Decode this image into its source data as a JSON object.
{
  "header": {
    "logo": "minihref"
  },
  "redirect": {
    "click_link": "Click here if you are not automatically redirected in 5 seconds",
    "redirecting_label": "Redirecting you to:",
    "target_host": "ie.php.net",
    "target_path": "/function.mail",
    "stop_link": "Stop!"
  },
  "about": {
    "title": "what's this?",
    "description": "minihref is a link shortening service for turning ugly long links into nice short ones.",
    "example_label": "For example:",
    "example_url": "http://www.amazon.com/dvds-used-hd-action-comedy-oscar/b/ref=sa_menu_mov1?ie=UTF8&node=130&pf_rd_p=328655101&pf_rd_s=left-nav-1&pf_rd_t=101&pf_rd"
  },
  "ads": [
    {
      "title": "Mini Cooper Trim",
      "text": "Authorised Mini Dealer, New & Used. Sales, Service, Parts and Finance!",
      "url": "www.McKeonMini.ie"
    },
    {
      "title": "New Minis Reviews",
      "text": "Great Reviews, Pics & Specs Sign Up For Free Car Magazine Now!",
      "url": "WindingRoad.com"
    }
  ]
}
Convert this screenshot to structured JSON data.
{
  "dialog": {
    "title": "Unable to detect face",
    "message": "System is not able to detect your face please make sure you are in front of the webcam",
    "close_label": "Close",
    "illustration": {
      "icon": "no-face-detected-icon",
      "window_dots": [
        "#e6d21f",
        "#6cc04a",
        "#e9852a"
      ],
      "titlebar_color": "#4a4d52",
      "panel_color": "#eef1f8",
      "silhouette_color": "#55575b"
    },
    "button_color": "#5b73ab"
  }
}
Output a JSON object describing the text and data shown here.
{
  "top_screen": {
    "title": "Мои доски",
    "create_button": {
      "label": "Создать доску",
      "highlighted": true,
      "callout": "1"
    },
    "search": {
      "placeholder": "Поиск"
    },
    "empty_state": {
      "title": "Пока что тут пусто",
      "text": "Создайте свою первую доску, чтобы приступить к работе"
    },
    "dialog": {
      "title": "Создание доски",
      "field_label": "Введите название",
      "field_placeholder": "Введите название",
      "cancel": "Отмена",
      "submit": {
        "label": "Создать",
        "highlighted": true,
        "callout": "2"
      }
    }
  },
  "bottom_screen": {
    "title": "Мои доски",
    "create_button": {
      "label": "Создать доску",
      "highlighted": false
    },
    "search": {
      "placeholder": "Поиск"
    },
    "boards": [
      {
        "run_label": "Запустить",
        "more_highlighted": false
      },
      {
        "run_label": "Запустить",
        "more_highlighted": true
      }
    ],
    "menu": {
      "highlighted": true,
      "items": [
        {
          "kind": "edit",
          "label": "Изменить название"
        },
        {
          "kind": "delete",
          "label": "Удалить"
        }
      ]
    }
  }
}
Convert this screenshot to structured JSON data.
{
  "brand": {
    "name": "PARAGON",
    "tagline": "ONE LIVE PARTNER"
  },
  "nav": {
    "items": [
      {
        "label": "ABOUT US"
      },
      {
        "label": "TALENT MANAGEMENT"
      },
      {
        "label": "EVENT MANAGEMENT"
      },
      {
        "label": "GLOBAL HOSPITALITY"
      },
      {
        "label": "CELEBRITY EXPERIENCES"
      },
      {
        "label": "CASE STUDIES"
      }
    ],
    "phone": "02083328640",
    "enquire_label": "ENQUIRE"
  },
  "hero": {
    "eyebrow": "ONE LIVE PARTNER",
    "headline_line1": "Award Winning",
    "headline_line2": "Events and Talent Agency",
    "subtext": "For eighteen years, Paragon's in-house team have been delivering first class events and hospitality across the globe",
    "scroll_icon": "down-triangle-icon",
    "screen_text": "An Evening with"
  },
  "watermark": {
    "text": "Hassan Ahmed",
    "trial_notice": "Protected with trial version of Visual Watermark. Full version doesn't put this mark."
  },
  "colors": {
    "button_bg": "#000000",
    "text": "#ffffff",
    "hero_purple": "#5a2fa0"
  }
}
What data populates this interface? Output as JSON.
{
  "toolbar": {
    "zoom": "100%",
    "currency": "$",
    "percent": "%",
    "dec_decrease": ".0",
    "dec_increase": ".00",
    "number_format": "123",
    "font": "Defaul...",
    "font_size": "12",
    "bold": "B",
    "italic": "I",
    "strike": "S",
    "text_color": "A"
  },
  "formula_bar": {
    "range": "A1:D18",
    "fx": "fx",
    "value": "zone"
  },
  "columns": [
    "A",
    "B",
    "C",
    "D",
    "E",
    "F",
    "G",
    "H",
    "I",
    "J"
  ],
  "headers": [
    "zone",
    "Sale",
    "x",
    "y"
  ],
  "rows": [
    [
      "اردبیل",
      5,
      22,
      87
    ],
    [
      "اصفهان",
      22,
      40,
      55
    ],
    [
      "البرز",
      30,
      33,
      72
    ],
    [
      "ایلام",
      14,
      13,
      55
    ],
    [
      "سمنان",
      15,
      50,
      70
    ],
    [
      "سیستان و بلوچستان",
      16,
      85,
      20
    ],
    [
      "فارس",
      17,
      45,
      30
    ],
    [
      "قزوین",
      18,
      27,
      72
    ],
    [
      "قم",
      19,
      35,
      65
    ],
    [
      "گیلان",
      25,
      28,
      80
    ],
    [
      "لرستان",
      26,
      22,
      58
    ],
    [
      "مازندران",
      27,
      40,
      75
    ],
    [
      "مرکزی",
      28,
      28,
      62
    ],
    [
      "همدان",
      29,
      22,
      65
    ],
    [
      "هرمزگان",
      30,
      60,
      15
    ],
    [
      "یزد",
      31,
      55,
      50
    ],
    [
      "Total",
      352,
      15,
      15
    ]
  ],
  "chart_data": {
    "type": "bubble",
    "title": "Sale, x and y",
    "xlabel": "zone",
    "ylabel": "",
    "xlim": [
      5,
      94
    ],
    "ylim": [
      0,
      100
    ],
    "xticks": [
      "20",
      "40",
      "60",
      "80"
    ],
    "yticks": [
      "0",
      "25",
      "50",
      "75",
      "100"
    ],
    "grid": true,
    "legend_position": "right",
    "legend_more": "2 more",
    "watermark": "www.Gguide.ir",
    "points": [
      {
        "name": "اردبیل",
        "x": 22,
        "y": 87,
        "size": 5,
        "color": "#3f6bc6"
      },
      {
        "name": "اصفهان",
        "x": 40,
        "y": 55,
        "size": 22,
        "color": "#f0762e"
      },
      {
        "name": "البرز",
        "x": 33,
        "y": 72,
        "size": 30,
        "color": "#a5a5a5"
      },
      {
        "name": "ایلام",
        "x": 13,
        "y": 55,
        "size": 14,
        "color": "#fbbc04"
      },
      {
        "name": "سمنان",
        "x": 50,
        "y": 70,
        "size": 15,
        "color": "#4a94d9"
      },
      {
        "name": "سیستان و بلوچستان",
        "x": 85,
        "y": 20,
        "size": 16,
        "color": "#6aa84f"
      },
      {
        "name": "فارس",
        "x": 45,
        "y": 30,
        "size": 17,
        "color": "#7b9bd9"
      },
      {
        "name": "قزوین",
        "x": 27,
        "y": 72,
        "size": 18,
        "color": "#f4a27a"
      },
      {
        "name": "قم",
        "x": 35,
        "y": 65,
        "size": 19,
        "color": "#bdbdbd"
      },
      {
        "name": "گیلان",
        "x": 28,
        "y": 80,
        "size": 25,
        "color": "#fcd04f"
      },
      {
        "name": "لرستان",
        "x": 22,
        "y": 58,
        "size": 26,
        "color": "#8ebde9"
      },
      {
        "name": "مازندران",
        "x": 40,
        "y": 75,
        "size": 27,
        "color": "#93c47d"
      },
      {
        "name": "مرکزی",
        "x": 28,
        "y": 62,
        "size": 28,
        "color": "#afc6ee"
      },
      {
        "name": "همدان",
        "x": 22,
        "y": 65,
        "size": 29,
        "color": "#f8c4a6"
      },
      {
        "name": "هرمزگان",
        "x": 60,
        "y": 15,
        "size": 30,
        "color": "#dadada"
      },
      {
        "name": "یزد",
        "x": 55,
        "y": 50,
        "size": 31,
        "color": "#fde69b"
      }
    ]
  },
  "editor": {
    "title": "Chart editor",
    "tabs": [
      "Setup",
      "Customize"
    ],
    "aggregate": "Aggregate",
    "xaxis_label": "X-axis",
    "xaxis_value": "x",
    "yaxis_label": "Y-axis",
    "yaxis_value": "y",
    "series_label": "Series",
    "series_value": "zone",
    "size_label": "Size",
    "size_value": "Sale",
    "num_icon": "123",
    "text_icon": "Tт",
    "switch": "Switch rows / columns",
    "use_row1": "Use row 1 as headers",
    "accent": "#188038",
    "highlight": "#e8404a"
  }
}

● **TASK PROMPT**
Using the material above, state how many lines include the string "Output". Answer with a single number.

● **ANSWER TO THE PROBLEM**
2